● **Written exercise**
Write out the data below exactly as given, without any of its pictures.

━━━━━ Records provided

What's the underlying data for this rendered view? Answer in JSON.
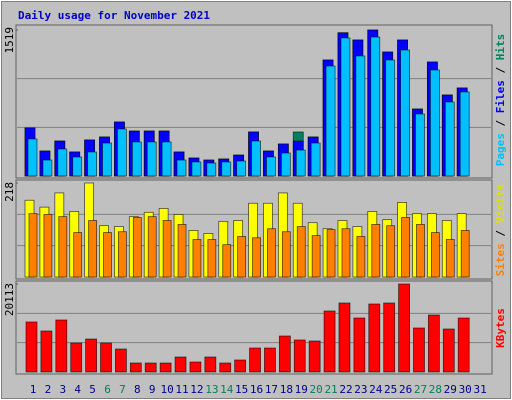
{
  "chart_data": [
    {
      "type": "bar",
      "title": "Daily usage for November 2021",
      "ylim": [
        0,
        1519
      ],
      "yticks": [
        1519
      ],
      "series": [
        {
          "name": "Pages",
          "color": "#00c0ff",
          "values": [
            385,
            166,
            281,
            198,
            250,
            343,
            489,
            354,
            354,
            354,
            166,
            146,
            135,
            146,
            156,
            364,
            198,
            239,
            270,
            343,
            1144,
            1436,
            1249,
            1446,
            1207,
            1311,
            645,
            1103,
            770,
            874,
            null
          ]
        },
        {
          "name": "Files",
          "color": "#0000ff",
          "values": [
            500,
            260,
            364,
            250,
            375,
            406,
            562,
            468,
            468,
            468,
            250,
            187,
            166,
            177,
            218,
            458,
            260,
            333,
            364,
            406,
            1207,
            1490,
            1415,
            1519,
            1290,
            1415,
            697,
            1186,
            843,
            916,
            null
          ]
        },
        {
          "name": "Hits",
          "color": "#00805c",
          "values": [
            500,
            260,
            364,
            250,
            375,
            406,
            562,
            468,
            468,
            468,
            250,
            187,
            166,
            177,
            218,
            458,
            260,
            333,
            458,
            406,
            1207,
            1490,
            1415,
            1519,
            1290,
            1415,
            697,
            1186,
            843,
            916,
            null
          ]
        }
      ]
    },
    {
      "type": "bar",
      "ylim": [
        0,
        218
      ],
      "yticks": [
        218
      ],
      "series": [
        {
          "name": "Sites",
          "color": "#ff8000",
          "values": [
            147,
            145,
            140,
            103,
            131,
            103,
            105,
            138,
            140,
            131,
            122,
            87,
            87,
            75,
            94,
            91,
            112,
            105,
            117,
            96,
            110,
            112,
            94,
            122,
            119,
            138,
            122,
            103,
            87,
            108,
            null
          ]
        },
        {
          "name": "Visits",
          "color": "#ffff00",
          "values": [
            178,
            162,
            195,
            152,
            218,
            119,
            117,
            140,
            150,
            159,
            145,
            108,
            101,
            129,
            131,
            171,
            171,
            195,
            171,
            126,
            112,
            131,
            117,
            152,
            133,
            173,
            147,
            147,
            131,
            147,
            null
          ]
        }
      ]
    },
    {
      "type": "bar",
      "ylim": [
        0,
        20113
      ],
      "yticks": [
        20113
      ],
      "series": [
        {
          "name": "KBytes",
          "color": "#ff0000",
          "values": [
            11430,
            9372,
            11886,
            6629,
            7543,
            6629,
            5258,
            2057,
            2057,
            2057,
            3429,
            2286,
            3429,
            2057,
            2743,
            5486,
            5486,
            8229,
            7315,
            7086,
            13944,
            15773,
            12344,
            15544,
            15773,
            20113,
            10058,
            13030,
            9829,
            12344,
            null
          ]
        }
      ],
      "categories": [
        "1",
        "2",
        "3",
        "4",
        "5",
        "6",
        "7",
        "8",
        "9",
        "10",
        "11",
        "12",
        "13",
        "14",
        "15",
        "16",
        "17",
        "18",
        "19",
        "20",
        "21",
        "22",
        "23",
        "24",
        "25",
        "26",
        "27",
        "28",
        "29",
        "30",
        "31"
      ],
      "category_colors": [
        "#00008b",
        "#00008b",
        "#00008b",
        "#00008b",
        "#00008b",
        "#00805c",
        "#00805c",
        "#00008b",
        "#00008b",
        "#00008b",
        "#00008b",
        "#00008b",
        "#00805c",
        "#00805c",
        "#00008b",
        "#00008b",
        "#00008b",
        "#00008b",
        "#00008b",
        "#00805c",
        "#00805c",
        "#00008b",
        "#00008b",
        "#00008b",
        "#00008b",
        "#00008b",
        "#00805c",
        "#00805c",
        "#00008b",
        "#00008b",
        "#00008b"
      ]
    }
  ]
}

━━━━━━━━━━

● **Result below**
What's the underlying data for this rendered view? Answer in JSON.
{
  "chart_data": [
    {
      "type": "bar",
      "title": "Daily usage for November 2021",
      "ylim": [
        0,
        1519
      ],
      "yticks": [
        1519
      ],
      "series": [
        {
          "name": "Pages",
          "color": "#00c0ff",
          "values": [
            385,
            166,
            281,
            198,
            250,
            343,
            489,
            354,
            354,
            354,
            166,
            146,
            135,
            146,
            156,
            364,
            198,
            239,
            270,
            343,
            1144,
            1436,
            1249,
            1446,
            1207,
            1311,
            645,
            1103,
            770,
            874,
            null
          ]
        },
        {
          "name": "Files",
          "color": "#0000ff",
          "values": [
            500,
            260,
            364,
            250,
            375,
            406,
            562,
            468,
            468,
            468,
            250,
            187,
            166,
            177,
            218,
            458,
            260,
            333,
            364,
            406,
            1207,
            1490,
            1415,
            1519,
            1290,
            1415,
            697,
            1186,
            843,
            916,
            null
          ]
        },
        {
          "name": "Hits",
          "color": "#00805c",
          "values": [
            500,
            260,
            364,
            250,
            375,
            406,
            562,
            468,
            468,
            468,
            250,
            187,
            166,
            177,
            218,
            458,
            260,
            333,
            458,
            406,
            1207,
            1490,
            1415,
            1519,
            1290,
            1415,
            697,
            1186,
            843,
            916,
            null
          ]
        }
      ]
    },
    {
      "type": "bar",
      "ylim": [
        0,
        218
      ],
      "yticks": [
        218
      ],
      "series": [
        {
          "name": "Sites",
          "color": "#ff8000",
          "values": [
            147,
            145,
            140,
            103,
            131,
            103,
            105,
            138,
            140,
            131,
            122,
            87,
            87,
            75,
            94,
            91,
            112,
            105,
            117,
            96,
            110,
            112,
            94,
            122,
            119,
            138,
            122,
            103,
            87,
            108,
            null
          ]
        },
        {
          "name": "Visits",
          "color": "#ffff00",
          "values": [
            178,
            162,
            195,
            152,
            218,
            119,
            117,
            140,
            150,
            159,
            145,
            108,
            101,
            129,
            131,
            171,
            171,
            195,
            171,
            126,
            112,
            131,
            117,
            152,
            133,
            173,
            147,
            147,
            131,
            147,
            null
          ]
        }
      ]
    },
    {
      "type": "bar",
      "ylim": [
        0,
        20113
      ],
      "yticks": [
        20113
      ],
      "series": [
        {
          "name": "KBytes",
          "color": "#ff0000",
          "values": [
            11430,
            9372,
            11886,
            6629,
            7543,
            6629,
            5258,
            2057,
            2057,
            2057,
            3429,
            2286,
            3429,
            2057,
            2743,
            5486,
            5486,
            8229,
            7315,
            7086,
            13944,
            15773,
            12344,
            15544,
            15773,
            20113,
            10058,
            13030,
            9829,
            12344,
            null
          ]
        }
      ],
      "categories": [
        "1",
        "2",
        "3",
        "4",
        "5",
        "6",
        "7",
        "8",
        "9",
        "10",
        "11",
        "12",
        "13",
        "14",
        "15",
        "16",
        "17",
        "18",
        "19",
        "20",
        "21",
        "22",
        "23",
        "24",
        "25",
        "26",
        "27",
        "28",
        "29",
        "30",
        "31"
      ],
      "category_colors": [
        "#00008b",
        "#00008b",
        "#00008b",
        "#00008b",
        "#00008b",
        "#00805c",
        "#00805c",
        "#00008b",
        "#00008b",
        "#00008b",
        "#00008b",
        "#00008b",
        "#00805c",
        "#00805c",
        "#00008b",
        "#00008b",
        "#00008b",
        "#00008b",
        "#00008b",
        "#00805c",
        "#00805c",
        "#00008b",
        "#00008b",
        "#00008b",
        "#00008b",
        "#00008b",
        "#00805c",
        "#00805c",
        "#00008b",
        "#00008b",
        "#00008b"
      ]
    }
  ]
}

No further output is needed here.